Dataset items

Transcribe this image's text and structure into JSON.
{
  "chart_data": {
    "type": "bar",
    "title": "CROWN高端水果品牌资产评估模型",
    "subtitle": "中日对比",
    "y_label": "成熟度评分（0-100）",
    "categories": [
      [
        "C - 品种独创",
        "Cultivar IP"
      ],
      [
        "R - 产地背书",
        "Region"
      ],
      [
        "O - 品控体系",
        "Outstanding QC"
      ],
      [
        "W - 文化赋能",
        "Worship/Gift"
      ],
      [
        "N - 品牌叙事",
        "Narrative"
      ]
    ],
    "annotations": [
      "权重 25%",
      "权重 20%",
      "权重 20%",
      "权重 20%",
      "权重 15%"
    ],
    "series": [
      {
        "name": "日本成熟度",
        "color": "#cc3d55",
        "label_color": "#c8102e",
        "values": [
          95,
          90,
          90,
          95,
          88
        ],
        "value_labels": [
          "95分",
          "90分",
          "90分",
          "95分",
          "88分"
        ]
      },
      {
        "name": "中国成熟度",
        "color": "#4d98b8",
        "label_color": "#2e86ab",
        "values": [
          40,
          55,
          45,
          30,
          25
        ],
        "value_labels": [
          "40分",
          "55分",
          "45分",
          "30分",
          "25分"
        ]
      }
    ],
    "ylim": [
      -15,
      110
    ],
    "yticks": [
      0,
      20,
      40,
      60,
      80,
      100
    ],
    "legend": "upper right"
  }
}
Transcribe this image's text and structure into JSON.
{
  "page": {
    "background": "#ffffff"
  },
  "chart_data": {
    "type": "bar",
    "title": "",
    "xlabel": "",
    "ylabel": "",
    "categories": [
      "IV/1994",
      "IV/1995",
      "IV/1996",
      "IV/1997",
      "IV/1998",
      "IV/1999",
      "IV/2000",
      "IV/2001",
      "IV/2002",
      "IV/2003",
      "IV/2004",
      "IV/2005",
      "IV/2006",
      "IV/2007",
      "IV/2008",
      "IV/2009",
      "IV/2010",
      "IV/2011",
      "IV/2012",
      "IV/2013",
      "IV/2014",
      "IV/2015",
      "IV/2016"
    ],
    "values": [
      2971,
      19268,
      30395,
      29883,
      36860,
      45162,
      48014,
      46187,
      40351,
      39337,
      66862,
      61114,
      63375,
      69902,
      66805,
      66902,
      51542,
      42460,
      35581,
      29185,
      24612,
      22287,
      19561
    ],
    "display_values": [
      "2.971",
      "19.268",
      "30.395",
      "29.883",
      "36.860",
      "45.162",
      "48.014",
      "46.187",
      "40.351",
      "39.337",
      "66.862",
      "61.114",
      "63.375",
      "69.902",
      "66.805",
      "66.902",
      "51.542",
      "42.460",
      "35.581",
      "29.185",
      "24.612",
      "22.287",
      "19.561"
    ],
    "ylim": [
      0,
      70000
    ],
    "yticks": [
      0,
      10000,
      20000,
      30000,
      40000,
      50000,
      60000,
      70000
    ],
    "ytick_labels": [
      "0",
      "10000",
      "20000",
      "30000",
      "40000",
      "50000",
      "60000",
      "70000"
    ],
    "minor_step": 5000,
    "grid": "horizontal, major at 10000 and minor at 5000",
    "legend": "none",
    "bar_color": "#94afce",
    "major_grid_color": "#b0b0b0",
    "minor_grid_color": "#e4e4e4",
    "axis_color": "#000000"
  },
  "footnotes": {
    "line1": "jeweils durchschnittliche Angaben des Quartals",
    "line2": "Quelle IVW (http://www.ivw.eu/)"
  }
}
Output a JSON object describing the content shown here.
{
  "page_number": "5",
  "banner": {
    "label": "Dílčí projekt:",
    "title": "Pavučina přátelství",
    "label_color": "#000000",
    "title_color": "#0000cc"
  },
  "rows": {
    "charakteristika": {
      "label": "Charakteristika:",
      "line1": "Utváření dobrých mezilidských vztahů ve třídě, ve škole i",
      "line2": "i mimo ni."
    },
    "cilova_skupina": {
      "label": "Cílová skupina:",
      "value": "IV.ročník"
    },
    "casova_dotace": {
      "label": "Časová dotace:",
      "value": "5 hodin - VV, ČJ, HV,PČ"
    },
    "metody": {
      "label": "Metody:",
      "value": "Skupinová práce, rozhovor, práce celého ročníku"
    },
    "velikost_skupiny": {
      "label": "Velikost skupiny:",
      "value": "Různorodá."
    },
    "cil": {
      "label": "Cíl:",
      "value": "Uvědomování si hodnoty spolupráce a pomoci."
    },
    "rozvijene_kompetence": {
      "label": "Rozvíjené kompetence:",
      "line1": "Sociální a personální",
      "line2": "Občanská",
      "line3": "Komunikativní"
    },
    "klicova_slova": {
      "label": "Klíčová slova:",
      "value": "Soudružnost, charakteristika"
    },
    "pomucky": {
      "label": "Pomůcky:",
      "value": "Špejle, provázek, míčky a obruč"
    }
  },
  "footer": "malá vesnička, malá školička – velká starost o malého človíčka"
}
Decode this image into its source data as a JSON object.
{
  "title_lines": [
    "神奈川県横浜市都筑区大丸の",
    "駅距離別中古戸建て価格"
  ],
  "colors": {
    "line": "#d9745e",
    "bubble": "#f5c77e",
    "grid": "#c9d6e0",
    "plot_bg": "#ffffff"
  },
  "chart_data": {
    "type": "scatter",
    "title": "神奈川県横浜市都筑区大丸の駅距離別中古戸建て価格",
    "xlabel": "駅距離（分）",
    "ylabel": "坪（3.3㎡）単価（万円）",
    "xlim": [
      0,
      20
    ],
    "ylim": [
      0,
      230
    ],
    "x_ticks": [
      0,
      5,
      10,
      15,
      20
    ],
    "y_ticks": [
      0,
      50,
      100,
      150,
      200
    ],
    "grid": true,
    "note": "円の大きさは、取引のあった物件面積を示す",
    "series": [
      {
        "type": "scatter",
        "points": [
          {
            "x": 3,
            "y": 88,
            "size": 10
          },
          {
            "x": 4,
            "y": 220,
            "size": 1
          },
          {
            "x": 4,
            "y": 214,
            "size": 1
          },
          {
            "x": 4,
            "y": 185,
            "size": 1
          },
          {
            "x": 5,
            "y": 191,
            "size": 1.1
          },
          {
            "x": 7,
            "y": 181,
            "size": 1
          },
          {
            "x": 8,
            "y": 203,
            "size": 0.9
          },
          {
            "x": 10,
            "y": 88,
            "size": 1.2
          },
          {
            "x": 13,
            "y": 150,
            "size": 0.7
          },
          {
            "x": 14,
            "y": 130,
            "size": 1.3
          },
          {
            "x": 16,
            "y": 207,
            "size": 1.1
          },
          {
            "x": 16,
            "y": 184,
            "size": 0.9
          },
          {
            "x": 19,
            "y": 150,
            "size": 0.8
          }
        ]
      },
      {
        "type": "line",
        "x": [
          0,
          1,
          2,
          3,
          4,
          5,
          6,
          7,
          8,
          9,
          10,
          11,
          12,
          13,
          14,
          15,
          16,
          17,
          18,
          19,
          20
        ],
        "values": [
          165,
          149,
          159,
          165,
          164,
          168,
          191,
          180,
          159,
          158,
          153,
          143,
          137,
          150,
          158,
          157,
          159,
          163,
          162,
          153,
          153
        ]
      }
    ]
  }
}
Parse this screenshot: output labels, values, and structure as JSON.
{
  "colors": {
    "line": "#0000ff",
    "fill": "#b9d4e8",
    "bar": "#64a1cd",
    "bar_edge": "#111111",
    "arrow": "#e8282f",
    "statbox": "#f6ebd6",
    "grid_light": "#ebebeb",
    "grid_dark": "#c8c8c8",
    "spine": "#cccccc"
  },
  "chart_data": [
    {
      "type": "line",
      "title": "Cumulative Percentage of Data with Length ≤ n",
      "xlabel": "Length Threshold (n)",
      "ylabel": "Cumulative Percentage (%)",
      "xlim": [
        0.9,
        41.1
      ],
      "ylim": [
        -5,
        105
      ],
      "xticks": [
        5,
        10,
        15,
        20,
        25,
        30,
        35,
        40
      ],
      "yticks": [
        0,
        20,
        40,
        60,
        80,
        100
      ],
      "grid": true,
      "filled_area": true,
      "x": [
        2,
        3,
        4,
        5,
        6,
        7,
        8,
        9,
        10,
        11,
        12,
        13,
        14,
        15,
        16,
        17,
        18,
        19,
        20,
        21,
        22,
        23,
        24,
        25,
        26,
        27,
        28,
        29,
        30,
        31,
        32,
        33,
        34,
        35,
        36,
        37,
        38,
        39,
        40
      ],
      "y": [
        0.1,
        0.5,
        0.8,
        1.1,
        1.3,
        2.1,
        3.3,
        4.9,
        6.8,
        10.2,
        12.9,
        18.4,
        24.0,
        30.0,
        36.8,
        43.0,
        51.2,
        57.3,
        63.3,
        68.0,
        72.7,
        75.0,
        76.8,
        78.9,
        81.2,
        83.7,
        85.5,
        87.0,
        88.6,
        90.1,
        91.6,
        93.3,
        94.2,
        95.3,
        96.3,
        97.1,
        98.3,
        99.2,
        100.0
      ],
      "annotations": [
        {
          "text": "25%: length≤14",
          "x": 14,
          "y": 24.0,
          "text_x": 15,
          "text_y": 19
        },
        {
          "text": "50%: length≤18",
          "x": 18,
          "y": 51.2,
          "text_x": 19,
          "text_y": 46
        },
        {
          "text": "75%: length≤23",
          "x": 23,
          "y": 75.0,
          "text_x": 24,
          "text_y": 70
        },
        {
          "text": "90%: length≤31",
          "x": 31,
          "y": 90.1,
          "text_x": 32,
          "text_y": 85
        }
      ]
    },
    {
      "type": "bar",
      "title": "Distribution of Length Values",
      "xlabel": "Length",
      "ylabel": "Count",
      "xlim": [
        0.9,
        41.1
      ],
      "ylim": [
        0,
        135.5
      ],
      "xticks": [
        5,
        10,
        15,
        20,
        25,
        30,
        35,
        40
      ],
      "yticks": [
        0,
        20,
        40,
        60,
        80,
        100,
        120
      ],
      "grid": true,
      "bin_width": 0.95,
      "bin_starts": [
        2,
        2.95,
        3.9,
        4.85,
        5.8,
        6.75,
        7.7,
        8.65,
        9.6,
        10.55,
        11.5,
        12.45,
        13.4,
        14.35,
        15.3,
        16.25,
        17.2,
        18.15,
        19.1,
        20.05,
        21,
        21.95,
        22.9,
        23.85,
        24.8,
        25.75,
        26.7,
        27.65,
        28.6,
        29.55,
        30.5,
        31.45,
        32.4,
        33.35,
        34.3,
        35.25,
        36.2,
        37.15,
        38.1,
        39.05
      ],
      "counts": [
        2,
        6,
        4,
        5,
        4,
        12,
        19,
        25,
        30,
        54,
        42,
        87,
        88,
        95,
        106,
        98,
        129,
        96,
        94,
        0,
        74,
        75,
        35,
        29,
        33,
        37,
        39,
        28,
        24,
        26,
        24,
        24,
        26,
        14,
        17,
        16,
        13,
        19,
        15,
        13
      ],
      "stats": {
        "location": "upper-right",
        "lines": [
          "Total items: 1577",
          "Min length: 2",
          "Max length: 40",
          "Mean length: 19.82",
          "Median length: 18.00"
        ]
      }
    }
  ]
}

### [YOUR OBJECTIVE]
Return from the data every line that holds "ylabel".

### [RESPONSE BELOW]
    "ylabel": "",
    "ylabel": "坪（3.3㎡）単価（万円）",
      "ylabel": "Cumulative Percentage (%)",
      "ylabel": "Count",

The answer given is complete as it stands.